---------- Data provided ----------

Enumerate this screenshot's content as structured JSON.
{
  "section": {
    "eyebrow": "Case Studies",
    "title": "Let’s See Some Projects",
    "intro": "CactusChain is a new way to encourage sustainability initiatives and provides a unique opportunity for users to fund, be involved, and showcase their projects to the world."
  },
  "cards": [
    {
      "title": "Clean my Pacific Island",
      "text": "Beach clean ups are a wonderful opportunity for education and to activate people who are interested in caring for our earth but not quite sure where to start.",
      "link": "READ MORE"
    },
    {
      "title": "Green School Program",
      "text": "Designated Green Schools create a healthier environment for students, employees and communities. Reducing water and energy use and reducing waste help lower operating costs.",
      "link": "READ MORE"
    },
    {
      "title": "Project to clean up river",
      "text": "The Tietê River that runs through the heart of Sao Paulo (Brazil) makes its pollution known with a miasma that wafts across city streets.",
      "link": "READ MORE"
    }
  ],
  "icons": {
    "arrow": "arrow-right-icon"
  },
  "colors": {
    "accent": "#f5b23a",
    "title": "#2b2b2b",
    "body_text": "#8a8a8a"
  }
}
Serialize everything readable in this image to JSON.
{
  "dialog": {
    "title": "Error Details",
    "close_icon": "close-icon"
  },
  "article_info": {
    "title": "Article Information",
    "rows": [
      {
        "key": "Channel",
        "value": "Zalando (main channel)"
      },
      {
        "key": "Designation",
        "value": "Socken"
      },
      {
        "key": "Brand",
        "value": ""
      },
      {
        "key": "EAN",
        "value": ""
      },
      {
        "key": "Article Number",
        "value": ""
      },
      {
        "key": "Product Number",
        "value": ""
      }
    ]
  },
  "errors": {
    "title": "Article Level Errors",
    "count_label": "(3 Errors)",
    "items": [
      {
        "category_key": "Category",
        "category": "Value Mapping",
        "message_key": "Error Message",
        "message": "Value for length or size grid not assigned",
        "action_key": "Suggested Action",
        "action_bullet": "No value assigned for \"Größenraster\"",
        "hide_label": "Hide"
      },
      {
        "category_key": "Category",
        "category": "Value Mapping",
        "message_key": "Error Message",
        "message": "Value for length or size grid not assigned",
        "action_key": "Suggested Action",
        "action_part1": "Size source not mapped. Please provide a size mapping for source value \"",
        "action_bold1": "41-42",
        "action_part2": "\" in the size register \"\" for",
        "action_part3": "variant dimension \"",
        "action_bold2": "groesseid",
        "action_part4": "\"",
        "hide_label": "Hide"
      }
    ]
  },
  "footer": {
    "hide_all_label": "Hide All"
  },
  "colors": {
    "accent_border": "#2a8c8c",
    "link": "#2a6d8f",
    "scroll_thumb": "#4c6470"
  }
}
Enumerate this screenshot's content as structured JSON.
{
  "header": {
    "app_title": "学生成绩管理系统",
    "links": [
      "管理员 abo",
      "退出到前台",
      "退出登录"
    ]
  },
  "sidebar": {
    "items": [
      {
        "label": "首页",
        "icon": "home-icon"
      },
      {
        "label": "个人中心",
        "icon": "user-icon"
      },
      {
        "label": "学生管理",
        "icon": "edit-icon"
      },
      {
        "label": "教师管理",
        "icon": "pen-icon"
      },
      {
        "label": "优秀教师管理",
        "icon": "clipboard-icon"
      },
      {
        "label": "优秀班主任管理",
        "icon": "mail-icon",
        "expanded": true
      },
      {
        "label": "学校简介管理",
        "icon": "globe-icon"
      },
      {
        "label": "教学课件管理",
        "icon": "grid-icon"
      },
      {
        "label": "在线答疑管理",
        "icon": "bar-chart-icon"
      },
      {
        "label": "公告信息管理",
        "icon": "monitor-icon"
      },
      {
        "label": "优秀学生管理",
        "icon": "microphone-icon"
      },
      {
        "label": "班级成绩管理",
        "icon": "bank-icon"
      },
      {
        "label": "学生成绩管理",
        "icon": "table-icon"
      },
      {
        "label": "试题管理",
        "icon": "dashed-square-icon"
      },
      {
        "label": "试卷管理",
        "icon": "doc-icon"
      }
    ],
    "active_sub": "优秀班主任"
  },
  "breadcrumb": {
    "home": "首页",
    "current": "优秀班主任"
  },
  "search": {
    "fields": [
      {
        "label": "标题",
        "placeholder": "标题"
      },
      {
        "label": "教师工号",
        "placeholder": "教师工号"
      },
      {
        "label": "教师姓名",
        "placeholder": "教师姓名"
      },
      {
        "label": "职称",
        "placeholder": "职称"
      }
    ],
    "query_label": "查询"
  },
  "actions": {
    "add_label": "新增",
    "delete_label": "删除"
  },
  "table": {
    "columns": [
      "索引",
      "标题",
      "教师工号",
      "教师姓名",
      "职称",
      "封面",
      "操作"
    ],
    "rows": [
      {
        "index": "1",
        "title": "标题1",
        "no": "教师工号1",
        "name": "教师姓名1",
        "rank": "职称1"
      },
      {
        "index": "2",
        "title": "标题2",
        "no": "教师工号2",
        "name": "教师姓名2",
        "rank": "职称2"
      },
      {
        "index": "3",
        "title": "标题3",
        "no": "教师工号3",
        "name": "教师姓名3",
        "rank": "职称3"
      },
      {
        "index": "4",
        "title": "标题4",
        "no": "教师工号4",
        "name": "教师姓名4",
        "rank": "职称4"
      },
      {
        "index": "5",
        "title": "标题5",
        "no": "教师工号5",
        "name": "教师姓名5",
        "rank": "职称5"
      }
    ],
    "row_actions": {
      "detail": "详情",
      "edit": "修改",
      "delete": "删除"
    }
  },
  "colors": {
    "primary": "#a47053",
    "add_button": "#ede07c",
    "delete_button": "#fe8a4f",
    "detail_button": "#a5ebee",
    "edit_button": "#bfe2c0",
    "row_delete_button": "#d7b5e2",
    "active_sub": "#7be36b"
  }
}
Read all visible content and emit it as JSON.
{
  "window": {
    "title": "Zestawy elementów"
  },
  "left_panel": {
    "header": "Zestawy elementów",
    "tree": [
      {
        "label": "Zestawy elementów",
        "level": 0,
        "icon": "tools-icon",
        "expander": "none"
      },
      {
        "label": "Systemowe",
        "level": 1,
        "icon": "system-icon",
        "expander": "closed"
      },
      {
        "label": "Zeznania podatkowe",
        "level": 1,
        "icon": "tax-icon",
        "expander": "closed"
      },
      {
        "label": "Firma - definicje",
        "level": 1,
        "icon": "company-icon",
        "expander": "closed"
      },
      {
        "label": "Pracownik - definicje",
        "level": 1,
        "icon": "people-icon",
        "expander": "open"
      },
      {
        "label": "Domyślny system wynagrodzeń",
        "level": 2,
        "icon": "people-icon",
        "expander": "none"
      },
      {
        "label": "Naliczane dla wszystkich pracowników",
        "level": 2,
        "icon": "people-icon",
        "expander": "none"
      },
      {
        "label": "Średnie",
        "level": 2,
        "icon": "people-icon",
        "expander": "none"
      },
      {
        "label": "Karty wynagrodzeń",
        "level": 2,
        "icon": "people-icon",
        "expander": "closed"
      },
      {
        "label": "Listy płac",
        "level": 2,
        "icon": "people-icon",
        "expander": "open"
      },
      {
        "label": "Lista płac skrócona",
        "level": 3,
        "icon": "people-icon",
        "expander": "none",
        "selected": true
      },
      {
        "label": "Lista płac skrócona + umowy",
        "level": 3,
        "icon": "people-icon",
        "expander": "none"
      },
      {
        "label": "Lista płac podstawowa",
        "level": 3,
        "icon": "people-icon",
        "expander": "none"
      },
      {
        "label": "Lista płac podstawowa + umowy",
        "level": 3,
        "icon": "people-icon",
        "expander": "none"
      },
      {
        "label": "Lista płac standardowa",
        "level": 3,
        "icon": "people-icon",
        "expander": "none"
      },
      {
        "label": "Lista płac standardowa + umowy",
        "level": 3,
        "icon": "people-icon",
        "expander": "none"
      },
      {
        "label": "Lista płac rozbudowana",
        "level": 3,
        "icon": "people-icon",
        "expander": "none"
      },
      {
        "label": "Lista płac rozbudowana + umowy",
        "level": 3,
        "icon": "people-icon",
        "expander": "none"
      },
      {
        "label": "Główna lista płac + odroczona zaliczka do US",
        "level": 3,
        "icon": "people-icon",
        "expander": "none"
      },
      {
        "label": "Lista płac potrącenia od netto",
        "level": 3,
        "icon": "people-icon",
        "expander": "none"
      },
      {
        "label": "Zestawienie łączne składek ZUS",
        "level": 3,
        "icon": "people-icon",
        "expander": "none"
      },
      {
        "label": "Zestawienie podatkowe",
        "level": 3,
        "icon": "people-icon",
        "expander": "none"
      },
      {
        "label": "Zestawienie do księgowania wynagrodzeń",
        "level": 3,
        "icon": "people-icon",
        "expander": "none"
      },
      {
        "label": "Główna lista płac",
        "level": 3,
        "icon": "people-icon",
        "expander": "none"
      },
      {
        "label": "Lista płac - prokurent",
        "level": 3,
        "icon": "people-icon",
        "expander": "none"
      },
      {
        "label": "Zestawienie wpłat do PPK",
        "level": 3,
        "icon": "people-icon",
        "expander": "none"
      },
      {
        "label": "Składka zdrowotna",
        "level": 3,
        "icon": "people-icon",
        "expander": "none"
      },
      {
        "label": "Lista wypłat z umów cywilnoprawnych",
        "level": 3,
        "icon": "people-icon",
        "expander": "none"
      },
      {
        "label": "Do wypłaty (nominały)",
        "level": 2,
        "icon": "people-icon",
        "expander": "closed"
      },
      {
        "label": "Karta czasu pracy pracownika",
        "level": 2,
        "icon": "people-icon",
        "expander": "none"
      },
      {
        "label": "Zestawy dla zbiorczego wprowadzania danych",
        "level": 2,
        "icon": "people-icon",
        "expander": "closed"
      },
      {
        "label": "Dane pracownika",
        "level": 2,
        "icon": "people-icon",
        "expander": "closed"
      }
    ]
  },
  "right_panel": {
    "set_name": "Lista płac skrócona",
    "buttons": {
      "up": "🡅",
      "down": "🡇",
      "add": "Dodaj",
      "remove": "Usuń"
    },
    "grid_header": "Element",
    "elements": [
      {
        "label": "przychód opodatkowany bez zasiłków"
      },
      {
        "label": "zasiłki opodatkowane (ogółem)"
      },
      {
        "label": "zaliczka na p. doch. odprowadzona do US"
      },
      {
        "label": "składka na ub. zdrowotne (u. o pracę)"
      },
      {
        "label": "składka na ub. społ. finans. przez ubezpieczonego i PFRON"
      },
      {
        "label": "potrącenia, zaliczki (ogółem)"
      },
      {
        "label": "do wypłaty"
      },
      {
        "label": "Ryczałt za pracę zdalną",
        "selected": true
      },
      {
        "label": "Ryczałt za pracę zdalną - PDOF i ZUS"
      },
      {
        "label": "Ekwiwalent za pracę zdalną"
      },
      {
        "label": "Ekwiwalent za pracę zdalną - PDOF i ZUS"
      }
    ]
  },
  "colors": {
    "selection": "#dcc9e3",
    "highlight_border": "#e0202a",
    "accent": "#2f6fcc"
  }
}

----------

How many lines of the listing above include the word "PDOF"? Reply with the number alone.

**Answer:** 2